[start MATERIAL]

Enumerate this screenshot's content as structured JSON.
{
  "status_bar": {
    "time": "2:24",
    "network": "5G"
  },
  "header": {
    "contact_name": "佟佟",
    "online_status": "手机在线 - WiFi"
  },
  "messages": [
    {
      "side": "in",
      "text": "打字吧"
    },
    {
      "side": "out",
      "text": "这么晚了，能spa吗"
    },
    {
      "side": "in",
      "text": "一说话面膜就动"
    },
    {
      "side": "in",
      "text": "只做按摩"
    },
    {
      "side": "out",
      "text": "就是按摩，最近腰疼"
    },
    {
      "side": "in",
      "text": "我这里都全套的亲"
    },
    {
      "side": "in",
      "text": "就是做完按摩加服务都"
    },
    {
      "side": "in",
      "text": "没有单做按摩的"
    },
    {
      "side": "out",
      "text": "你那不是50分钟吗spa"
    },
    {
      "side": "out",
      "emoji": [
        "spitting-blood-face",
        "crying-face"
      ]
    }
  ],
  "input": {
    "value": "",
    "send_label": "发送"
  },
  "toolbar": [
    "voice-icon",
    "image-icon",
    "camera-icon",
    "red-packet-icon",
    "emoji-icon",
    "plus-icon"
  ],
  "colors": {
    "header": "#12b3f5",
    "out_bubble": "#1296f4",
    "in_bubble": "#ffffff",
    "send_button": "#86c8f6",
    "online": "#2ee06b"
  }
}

[end MATERIAL]

Please repeat the listing above in full and exactly.

Enumerate this screenshot's content as structured JSON.
{
  "status_bar": {
    "time": "2:24",
    "network": "5G"
  },
  "header": {
    "contact_name": "佟佟",
    "online_status": "手机在线 - WiFi"
  },
  "messages": [
    {
      "side": "in",
      "text": "打字吧"
    },
    {
      "side": "out",
      "text": "这么晚了，能spa吗"
    },
    {
      "side": "in",
      "text": "一说话面膜就动"
    },
    {
      "side": "in",
      "text": "只做按摩"
    },
    {
      "side": "out",
      "text": "就是按摩，最近腰疼"
    },
    {
      "side": "in",
      "text": "我这里都全套的亲"
    },
    {
      "side": "in",
      "text": "就是做完按摩加服务都"
    },
    {
      "side": "in",
      "text": "没有单做按摩的"
    },
    {
      "side": "out",
      "text": "你那不是50分钟吗spa"
    },
    {
      "side": "out",
      "emoji": [
        "spitting-blood-face",
        "crying-face"
      ]
    }
  ],
  "input": {
    "value": "",
    "send_label": "发送"
  },
  "toolbar": [
    "voice-icon",
    "image-icon",
    "camera-icon",
    "red-packet-icon",
    "emoji-icon",
    "plus-icon"
  ],
  "colors": {
    "header": "#12b3f5",
    "out_bubble": "#1296f4",
    "in_bubble": "#ffffff",
    "send_button": "#86c8f6",
    "online": "#2ee06b"
  }
}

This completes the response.